Records supplied
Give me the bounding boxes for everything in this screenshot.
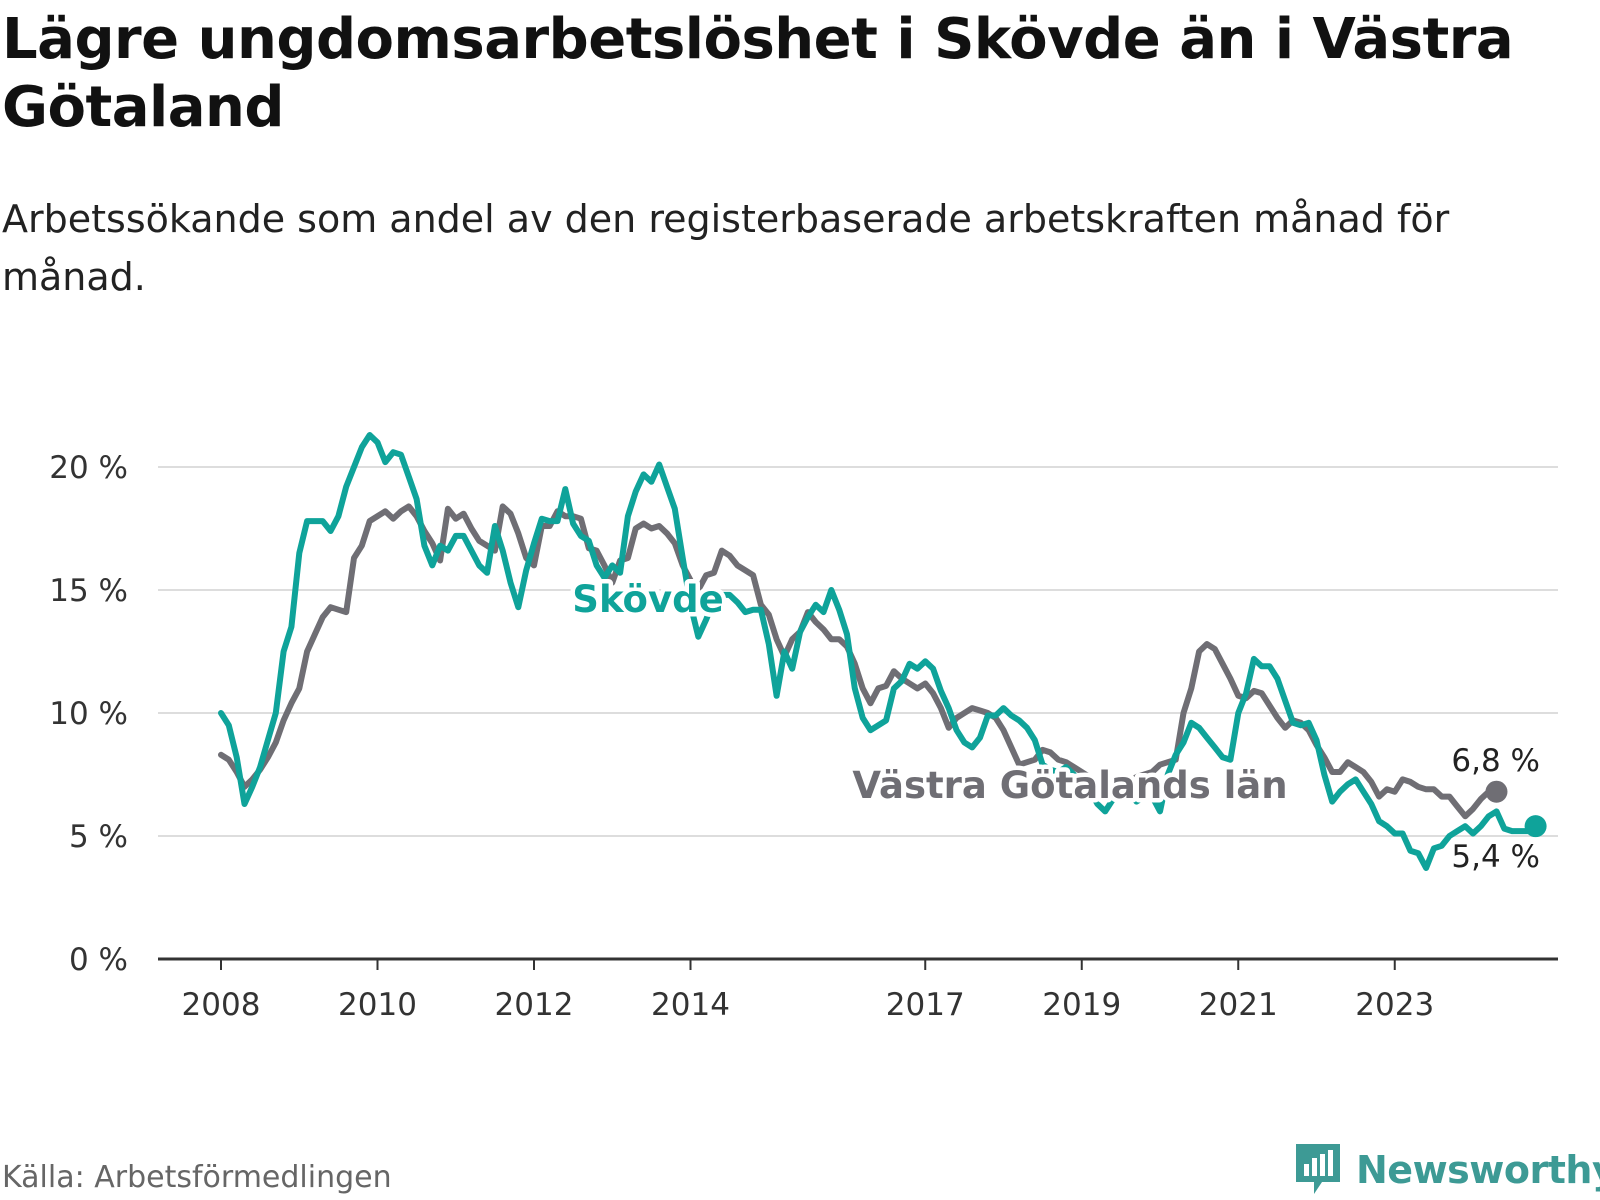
x-tick-label: 2019: [1042, 987, 1121, 1023]
y-axis-ticks: 0 % 5 % 10 % 15 % 20 %: [49, 450, 128, 978]
series-line-vastra-gotaland: [218, 503, 1500, 820]
x-tick-label: 2012: [495, 987, 574, 1023]
series-line-skovde: [218, 432, 1539, 871]
x-tick-label: 2023: [1355, 987, 1434, 1023]
y-tick-label: 5 %: [69, 819, 128, 855]
end-value-label-skovde: 5,4 %: [1451, 839, 1540, 875]
series-label-vastra-gotaland: Västra Götalands län: [852, 764, 1287, 807]
end-markers: 6,8 % 5,4 %: [1451, 743, 1547, 875]
newsworthy-logo-icon: [1296, 1144, 1340, 1194]
source-note: Källa: Arbetsförmedlingen: [2, 1160, 392, 1195]
y-tick-label: 15 %: [49, 573, 128, 609]
grid-lines: [158, 466, 1558, 837]
x-tick-label: 2014: [651, 987, 730, 1023]
end-value-label-vastra-gotaland: 6,8 %: [1451, 743, 1540, 779]
x-tick-label: 2021: [1199, 987, 1278, 1023]
x-axis: 2008 2010 2012 2014 2017 2019 2021 2023: [158, 957, 1558, 1023]
y-tick-label: 10 %: [49, 696, 128, 732]
y-tick-label: 20 %: [49, 450, 128, 486]
chart-subtitle: Arbetssökande som andel av den registerb…: [2, 197, 1450, 299]
end-marker-vastra-gotaland: [1485, 780, 1508, 803]
chart-title: Lägre ungdomsarbetslöshet i Skövde än i …: [2, 7, 1514, 140]
end-marker-skovde: [1524, 815, 1547, 838]
x-tick-label: 2008: [182, 987, 261, 1023]
series-labels: Västra Götalands län Skövde: [568, 574, 1292, 812]
series-label-skovde: Skövde: [572, 578, 723, 621]
newsworthy-logo[interactable]: Newsworthy: [1292, 1142, 1600, 1198]
y-tick-label: 0 %: [69, 942, 128, 978]
series-lines: [218, 432, 1539, 871]
x-tick-label: 2010: [338, 987, 417, 1023]
x-tick-label: 2017: [886, 987, 965, 1023]
newsworthy-logo-text: Newsworthy: [1356, 1148, 1600, 1192]
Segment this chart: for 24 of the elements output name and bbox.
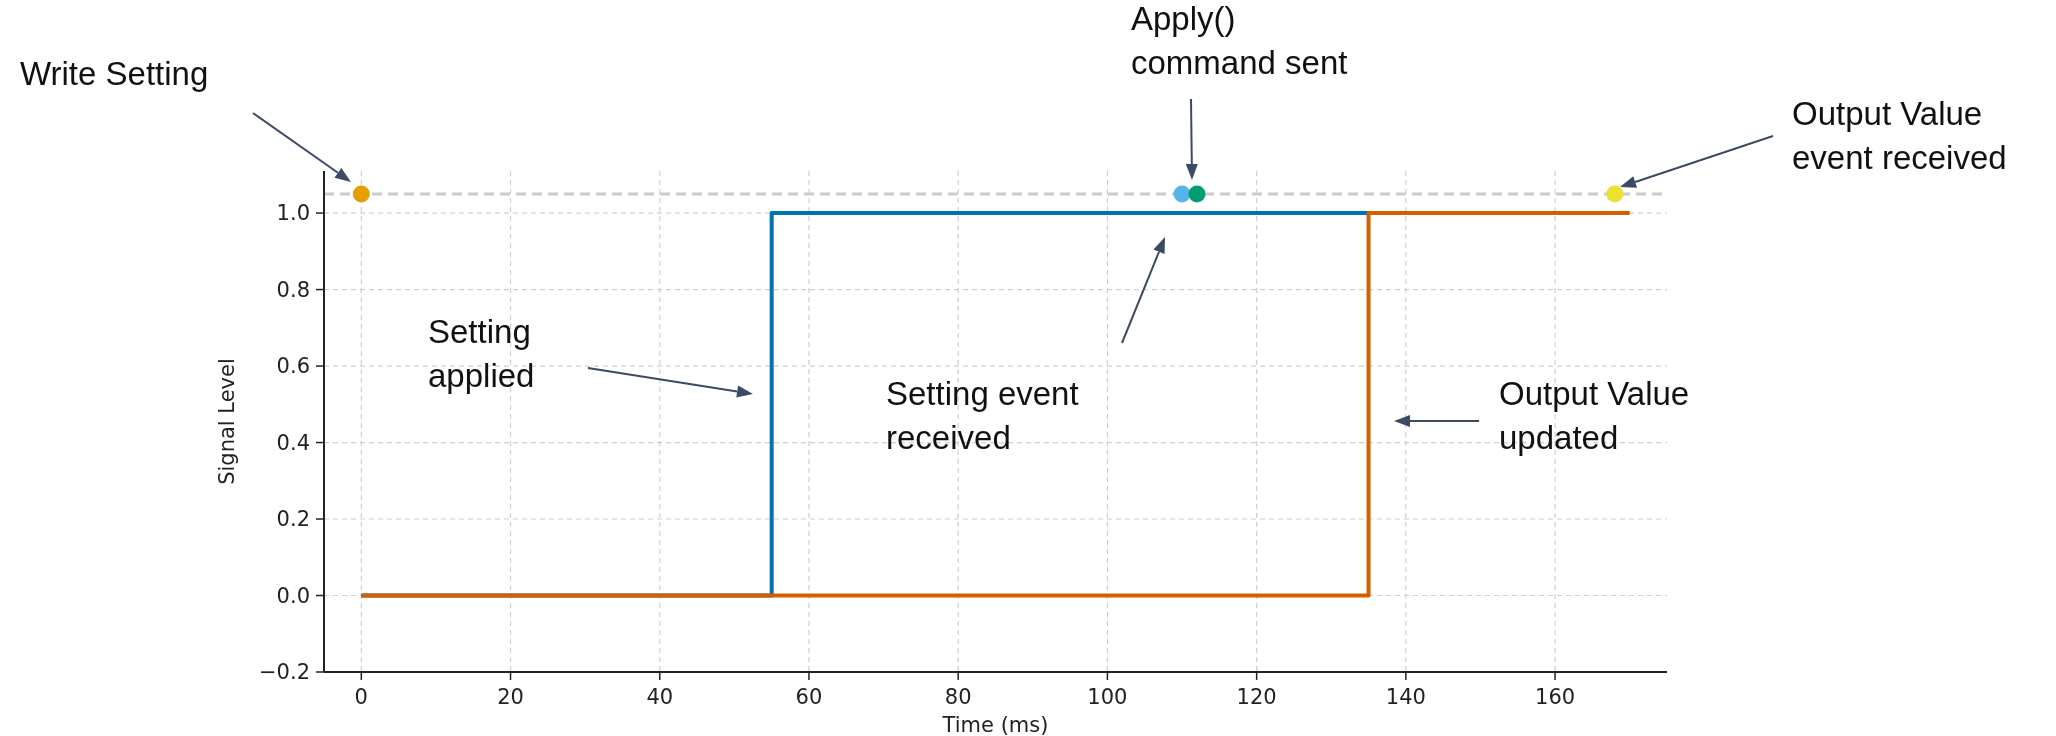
y-tick-label: 0.6 (276, 354, 310, 379)
x-tick-label: 0 (354, 685, 368, 709)
x-tick-label: 140 (1385, 685, 1426, 709)
x-tick-label: 160 (1535, 685, 1576, 709)
x-tick-label: 20 (497, 685, 524, 709)
text: Apply() command sent (1131, 0, 1348, 81)
y-tick-label: 0.2 (276, 507, 310, 532)
x-axis-title: Time (ms) (941, 713, 1049, 736)
y-tick-label: 0.8 (276, 277, 310, 302)
x-tick-label: 60 (795, 685, 823, 709)
x-tick-label: 80 (944, 685, 972, 709)
text: Write Setting (20, 55, 209, 92)
x-tick-label: 120 (1236, 685, 1277, 709)
y-tick-label: 0.0 (276, 583, 310, 608)
y-tick-label: 1.0 (276, 201, 310, 226)
y-tick-label: −0.2 (259, 660, 310, 684)
x-tick-label: 40 (646, 685, 674, 709)
x-tick-label: 100 (1087, 685, 1128, 709)
y-axis-title: Signal Level (215, 358, 239, 485)
y-tick-label: 0.4 (276, 430, 310, 455)
annotation: Setting applied (428, 313, 535, 394)
annotation: Setting event received (886, 375, 1079, 456)
annotation: Output Value updated (1499, 375, 1690, 456)
text: Output Value event received (1792, 95, 2007, 176)
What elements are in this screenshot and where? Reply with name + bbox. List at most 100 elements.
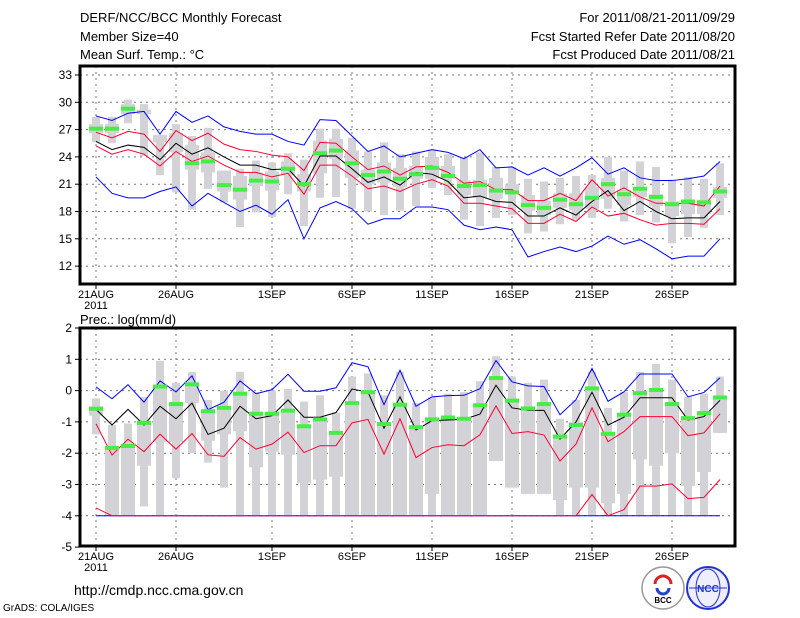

Requirements
Copy out the lines of the listing from the line containing "y-tick-label: 0.6 (276, 354, 310, 379)" through the line containing "y-tick-label: 0.2 (276, 507, 310, 532)", both included.

Answer to this task
y-tick-label: 0.6 (276, 354, 310, 379)
x-tick-label: 0 (354, 685, 368, 709)
x-tick-label: 140 (1385, 685, 1426, 709)
x-tick-label: 160 (1535, 685, 1576, 709)
x-tick-label: 20 (497, 685, 524, 709)
text: Apply() command sent (1131, 0, 1348, 81)
y-tick-label: 0.2 (276, 507, 310, 532)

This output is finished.